Task statement: Which lines include the word "pineapple"? Copy each of them.

Saved entries
* * * * *
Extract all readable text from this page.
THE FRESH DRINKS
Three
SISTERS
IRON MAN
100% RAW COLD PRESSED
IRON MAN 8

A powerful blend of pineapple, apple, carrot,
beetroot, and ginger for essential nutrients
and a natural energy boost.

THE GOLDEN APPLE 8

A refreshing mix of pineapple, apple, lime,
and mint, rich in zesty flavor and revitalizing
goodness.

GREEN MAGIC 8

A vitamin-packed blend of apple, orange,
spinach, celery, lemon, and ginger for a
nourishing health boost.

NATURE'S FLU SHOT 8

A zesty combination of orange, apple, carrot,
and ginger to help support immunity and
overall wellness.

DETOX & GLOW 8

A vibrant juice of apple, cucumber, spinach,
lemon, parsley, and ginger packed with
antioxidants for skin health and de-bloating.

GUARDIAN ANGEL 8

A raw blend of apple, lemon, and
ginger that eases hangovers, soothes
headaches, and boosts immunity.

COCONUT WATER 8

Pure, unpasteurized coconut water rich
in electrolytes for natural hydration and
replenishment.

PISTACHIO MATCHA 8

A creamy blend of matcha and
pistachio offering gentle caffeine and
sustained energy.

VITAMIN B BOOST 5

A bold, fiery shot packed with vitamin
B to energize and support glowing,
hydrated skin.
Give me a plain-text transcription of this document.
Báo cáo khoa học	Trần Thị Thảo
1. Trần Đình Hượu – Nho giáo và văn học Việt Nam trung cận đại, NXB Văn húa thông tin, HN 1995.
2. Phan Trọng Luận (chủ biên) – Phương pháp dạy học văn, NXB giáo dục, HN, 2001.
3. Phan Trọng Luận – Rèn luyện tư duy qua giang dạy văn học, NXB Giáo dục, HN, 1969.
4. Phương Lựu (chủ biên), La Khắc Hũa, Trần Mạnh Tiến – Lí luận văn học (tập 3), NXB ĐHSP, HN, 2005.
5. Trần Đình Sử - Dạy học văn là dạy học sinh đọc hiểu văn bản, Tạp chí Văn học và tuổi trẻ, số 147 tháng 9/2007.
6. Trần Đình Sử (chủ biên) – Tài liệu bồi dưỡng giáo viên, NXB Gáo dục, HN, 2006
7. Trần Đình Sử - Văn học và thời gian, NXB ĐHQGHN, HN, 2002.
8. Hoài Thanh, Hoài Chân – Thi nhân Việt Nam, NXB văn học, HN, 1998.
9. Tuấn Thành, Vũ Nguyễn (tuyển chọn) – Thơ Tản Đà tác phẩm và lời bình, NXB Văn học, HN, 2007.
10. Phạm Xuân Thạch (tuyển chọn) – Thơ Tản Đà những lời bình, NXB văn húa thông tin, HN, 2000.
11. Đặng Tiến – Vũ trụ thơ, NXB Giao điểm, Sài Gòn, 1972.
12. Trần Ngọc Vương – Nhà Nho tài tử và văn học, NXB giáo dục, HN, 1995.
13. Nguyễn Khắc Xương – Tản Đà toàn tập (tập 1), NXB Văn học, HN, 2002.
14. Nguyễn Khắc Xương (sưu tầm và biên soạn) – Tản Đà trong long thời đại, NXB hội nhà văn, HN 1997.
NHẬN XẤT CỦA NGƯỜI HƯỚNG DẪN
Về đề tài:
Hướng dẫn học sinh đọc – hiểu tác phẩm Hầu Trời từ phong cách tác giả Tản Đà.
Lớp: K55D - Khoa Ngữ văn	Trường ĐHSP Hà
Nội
* * * * *
Written answer:
A powerful blend of pineapple, apple, carrot,
A refreshing mix of pineapple, apple, lime,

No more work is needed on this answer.